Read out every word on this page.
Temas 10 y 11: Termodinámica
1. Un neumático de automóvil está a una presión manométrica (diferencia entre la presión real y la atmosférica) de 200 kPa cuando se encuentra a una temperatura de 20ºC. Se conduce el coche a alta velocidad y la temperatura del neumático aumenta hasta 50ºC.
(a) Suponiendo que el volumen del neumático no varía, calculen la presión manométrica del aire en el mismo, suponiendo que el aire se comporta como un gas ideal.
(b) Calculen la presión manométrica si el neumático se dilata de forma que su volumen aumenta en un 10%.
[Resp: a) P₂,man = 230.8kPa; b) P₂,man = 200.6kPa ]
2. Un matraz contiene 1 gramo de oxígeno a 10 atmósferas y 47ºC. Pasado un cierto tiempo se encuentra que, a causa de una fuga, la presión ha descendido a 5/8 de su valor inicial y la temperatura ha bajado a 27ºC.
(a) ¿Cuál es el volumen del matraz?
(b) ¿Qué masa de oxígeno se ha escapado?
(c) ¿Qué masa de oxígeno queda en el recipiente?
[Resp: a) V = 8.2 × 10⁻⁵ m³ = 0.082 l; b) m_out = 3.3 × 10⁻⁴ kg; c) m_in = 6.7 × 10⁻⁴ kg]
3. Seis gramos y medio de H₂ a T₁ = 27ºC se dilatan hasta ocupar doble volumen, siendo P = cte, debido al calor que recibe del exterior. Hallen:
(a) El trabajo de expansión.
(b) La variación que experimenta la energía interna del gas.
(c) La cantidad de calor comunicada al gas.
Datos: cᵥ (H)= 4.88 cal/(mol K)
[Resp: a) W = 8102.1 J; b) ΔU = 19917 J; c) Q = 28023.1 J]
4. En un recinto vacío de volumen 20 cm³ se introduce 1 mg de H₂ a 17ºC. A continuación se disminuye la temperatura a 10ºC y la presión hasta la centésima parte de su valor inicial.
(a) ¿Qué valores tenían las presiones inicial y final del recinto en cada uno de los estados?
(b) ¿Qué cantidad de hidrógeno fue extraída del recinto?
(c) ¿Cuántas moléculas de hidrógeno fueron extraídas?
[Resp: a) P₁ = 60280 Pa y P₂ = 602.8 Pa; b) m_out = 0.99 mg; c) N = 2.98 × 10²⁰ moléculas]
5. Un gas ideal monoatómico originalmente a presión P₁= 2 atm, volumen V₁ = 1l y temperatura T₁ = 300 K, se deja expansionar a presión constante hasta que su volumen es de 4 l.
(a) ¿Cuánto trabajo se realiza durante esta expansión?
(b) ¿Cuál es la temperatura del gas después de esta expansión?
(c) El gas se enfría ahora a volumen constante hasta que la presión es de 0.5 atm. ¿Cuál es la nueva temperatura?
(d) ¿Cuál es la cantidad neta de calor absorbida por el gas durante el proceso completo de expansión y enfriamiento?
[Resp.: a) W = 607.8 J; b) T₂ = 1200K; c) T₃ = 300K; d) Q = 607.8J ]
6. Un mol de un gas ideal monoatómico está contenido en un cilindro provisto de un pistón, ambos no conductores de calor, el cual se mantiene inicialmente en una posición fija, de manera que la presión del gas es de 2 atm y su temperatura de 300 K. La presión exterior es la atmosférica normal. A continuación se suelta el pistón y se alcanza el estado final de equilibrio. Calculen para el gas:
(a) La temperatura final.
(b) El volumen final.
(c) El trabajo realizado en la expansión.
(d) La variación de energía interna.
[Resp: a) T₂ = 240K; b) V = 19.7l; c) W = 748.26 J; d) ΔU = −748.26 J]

--------------------------------

• TASK STATEMENT:
Quote all the records. Keep every word exact.

• EXERCISE RESPONSE:
Read out every word on this page.
Temas 10 y 11: Termodinámica
1. Un neumático de automóvil está a una presión manométrica (diferencia entre la presión real y la atmosférica) de 200 kPa cuando se encuentra a una temperatura de 20ºC. Se conduce el coche a alta velocidad y la temperatura del neumático aumenta hasta 50ºC.
(a) Suponiendo que el volumen del neumático no varía, calculen la presión manométrica del aire en el mismo, suponiendo que el aire se comporta como un gas ideal.
(b) Calculen la presión manométrica si el neumático se dilata de forma que su volumen aumenta en un 10%.
[Resp: a) P₂,man = 230.8kPa; b) P₂,man = 200.6kPa ]
2. Un matraz contiene 1 gramo de oxígeno a 10 atmósferas y 47ºC. Pasado un cierto tiempo se encuentra que, a causa de una fuga, la presión ha descendido a 5/8 de su valor inicial y la temperatura ha bajado a 27ºC.
(a) ¿Cuál es el volumen del matraz?
(b) ¿Qué masa de oxígeno se ha escapado?
(c) ¿Qué masa de oxígeno queda en el recipiente?
[Resp: a) V = 8.2 × 10⁻⁵ m³ = 0.082 l; b) m_out = 3.3 × 10⁻⁴ kg; c) m_in = 6.7 × 10⁻⁴ kg]
3. Seis gramos y medio de H₂ a T₁ = 27ºC se dilatan hasta ocupar doble volumen, siendo P = cte, debido al calor que recibe del exterior. Hallen:
(a) El trabajo de expansión.
(b) La variación que experimenta la energía interna del gas.
(c) La cantidad de calor comunicada al gas.
Datos: cᵥ (H)= 4.88 cal/(mol K)
[Resp: a) W = 8102.1 J; b) ΔU = 19917 J; c) Q = 28023.1 J]
4. En un recinto vacío de volumen 20 cm³ se introduce 1 mg de H₂ a 17ºC. A continuación se disminuye la temperatura a 10ºC y la presión hasta la centésima parte de su valor inicial.
(a) ¿Qué valores tenían las presiones inicial y final del recinto en cada uno de los estados?
(b) ¿Qué cantidad de hidrógeno fue extraída del recinto?
(c) ¿Cuántas moléculas de hidrógeno fueron extraídas?
[Resp: a) P₁ = 60280 Pa y P₂ = 602.8 Pa; b) m_out = 0.99 mg; c) N = 2.98 × 10²⁰ moléculas]
5. Un gas ideal monoatómico originalmente a presión P₁= 2 atm, volumen V₁ = 1l y temperatura T₁ = 300 K, se deja expansionar a presión constante hasta que su volumen es de 4 l.
(a) ¿Cuánto trabajo se realiza durante esta expansión?
(b) ¿Cuál es la temperatura del gas después de esta expansión?
(c) El gas se enfría ahora a volumen constante hasta que la presión es de 0.5 atm. ¿Cuál es la nueva temperatura?
(d) ¿Cuál es la cantidad neta de calor absorbida por el gas durante el proceso completo de expansión y enfriamiento?
[Resp.: a) W = 607.8 J; b) T₂ = 1200K; c) T₃ = 300K; d) Q = 607.8J ]
6. Un mol de un gas ideal monoatómico está contenido en un cilindro provisto de un pistón, ambos no conductores de calor, el cual se mantiene inicialmente en una posición fija, de manera que la presión del gas es de 2 atm y su temperatura de 300 K. La presión exterior es la atmosférica normal. A continuación se suelta el pistón y se alcanza el estado final de equilibrio. Calculen para el gas:
(a) La temperatura final.
(b) El volumen final.
(c) El trabajo realizado en la expansión.
(d) La variación de energía interna.
[Resp: a) T₂ = 240K; b) V = 19.7l; c) W = 748.26 J; d) ΔU = −748.26 J]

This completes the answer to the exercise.